Leave out the pictures, then reproduce the rest of the material exactly.
* BEGIN *
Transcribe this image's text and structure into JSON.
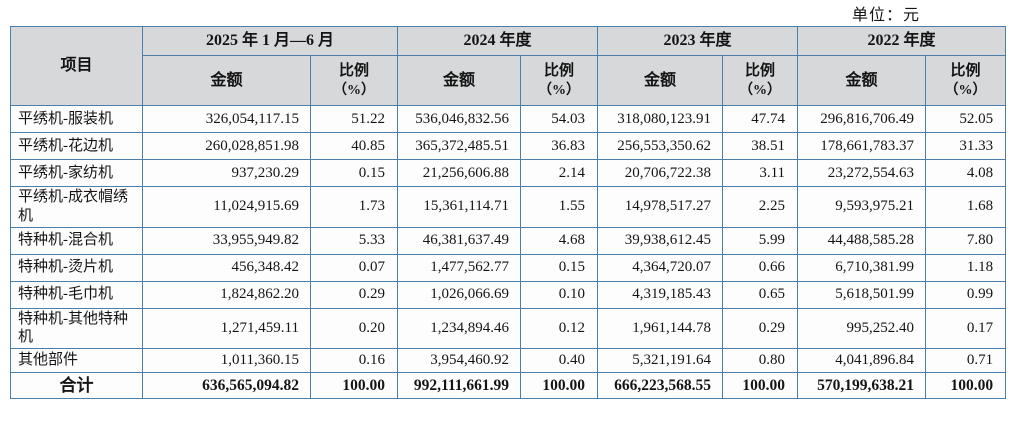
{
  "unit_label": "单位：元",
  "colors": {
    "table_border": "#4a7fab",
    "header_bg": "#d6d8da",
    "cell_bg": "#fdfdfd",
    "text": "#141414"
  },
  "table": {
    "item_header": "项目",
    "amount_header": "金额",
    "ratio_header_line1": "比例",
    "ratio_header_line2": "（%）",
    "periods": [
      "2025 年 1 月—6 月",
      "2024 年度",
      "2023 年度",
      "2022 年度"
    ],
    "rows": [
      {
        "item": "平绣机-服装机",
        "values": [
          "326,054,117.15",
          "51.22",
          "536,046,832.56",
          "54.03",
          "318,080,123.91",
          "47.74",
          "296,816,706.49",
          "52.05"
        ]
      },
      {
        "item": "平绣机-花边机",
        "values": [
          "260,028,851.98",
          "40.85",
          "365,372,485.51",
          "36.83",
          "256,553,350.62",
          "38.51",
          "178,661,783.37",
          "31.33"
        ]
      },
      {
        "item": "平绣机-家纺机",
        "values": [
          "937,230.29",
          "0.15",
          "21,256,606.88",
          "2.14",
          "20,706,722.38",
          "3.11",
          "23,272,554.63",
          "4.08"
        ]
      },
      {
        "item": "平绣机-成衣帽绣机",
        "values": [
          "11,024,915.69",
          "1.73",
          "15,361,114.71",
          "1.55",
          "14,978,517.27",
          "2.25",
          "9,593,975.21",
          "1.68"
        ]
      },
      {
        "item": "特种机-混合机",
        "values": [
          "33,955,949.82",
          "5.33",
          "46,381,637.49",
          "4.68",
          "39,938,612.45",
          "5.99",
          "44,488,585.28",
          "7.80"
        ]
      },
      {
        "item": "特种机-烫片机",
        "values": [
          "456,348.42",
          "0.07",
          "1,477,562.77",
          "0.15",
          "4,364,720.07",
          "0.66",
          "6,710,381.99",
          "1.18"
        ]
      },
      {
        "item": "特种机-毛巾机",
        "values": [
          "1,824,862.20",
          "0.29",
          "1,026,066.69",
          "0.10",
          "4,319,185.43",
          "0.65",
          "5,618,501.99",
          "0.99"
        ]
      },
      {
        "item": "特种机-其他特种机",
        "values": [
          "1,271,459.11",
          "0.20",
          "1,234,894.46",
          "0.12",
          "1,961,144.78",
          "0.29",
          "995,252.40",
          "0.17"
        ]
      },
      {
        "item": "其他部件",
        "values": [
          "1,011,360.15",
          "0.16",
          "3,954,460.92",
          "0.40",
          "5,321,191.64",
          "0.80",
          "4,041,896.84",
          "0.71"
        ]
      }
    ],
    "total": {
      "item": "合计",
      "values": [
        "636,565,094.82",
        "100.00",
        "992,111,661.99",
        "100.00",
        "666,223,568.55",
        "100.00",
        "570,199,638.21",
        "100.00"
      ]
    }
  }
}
* END *
RESPONSE TO THIS EXERCISE
Transcribe this image's text and structure into JSON.
{
  "unit_label": "单位：元",
  "colors": {
    "table_border": "#4a7fab",
    "header_bg": "#d6d8da",
    "cell_bg": "#fdfdfd",
    "text": "#141414"
  },
  "table": {
    "item_header": "项目",
    "amount_header": "金额",
    "ratio_header_line1": "比例",
    "ratio_header_line2": "（%）",
    "periods": [
      "2025 年 1 月—6 月",
      "2024 年度",
      "2023 年度",
      "2022 年度"
    ],
    "rows": [
      {
        "item": "平绣机-服装机",
        "values": [
          "326,054,117.15",
          "51.22",
          "536,046,832.56",
          "54.03",
          "318,080,123.91",
          "47.74",
          "296,816,706.49",
          "52.05"
        ]
      },
      {
        "item": "平绣机-花边机",
        "values": [
          "260,028,851.98",
          "40.85",
          "365,372,485.51",
          "36.83",
          "256,553,350.62",
          "38.51",
          "178,661,783.37",
          "31.33"
        ]
      },
      {
        "item": "平绣机-家纺机",
        "values": [
          "937,230.29",
          "0.15",
          "21,256,606.88",
          "2.14",
          "20,706,722.38",
          "3.11",
          "23,272,554.63",
          "4.08"
        ]
      },
      {
        "item": "平绣机-成衣帽绣机",
        "values": [
          "11,024,915.69",
          "1.73",
          "15,361,114.71",
          "1.55",
          "14,978,517.27",
          "2.25",
          "9,593,975.21",
          "1.68"
        ]
      },
      {
        "item": "特种机-混合机",
        "values": [
          "33,955,949.82",
          "5.33",
          "46,381,637.49",
          "4.68",
          "39,938,612.45",
          "5.99",
          "44,488,585.28",
          "7.80"
        ]
      },
      {
        "item": "特种机-烫片机",
        "values": [
          "456,348.42",
          "0.07",
          "1,477,562.77",
          "0.15",
          "4,364,720.07",
          "0.66",
          "6,710,381.99",
          "1.18"
        ]
      },
      {
        "item": "特种机-毛巾机",
        "values": [
          "1,824,862.20",
          "0.29",
          "1,026,066.69",
          "0.10",
          "4,319,185.43",
          "0.65",
          "5,618,501.99",
          "0.99"
        ]
      },
      {
        "item": "特种机-其他特种机",
        "values": [
          "1,271,459.11",
          "0.20",
          "1,234,894.46",
          "0.12",
          "1,961,144.78",
          "0.29",
          "995,252.40",
          "0.17"
        ]
      },
      {
        "item": "其他部件",
        "values": [
          "1,011,360.15",
          "0.16",
          "3,954,460.92",
          "0.40",
          "5,321,191.64",
          "0.80",
          "4,041,896.84",
          "0.71"
        ]
      }
    ],
    "total": {
      "item": "合计",
      "values": [
        "636,565,094.82",
        "100.00",
        "992,111,661.99",
        "100.00",
        "666,223,568.55",
        "100.00",
        "570,199,638.21",
        "100.00"
      ]
    }
  }
}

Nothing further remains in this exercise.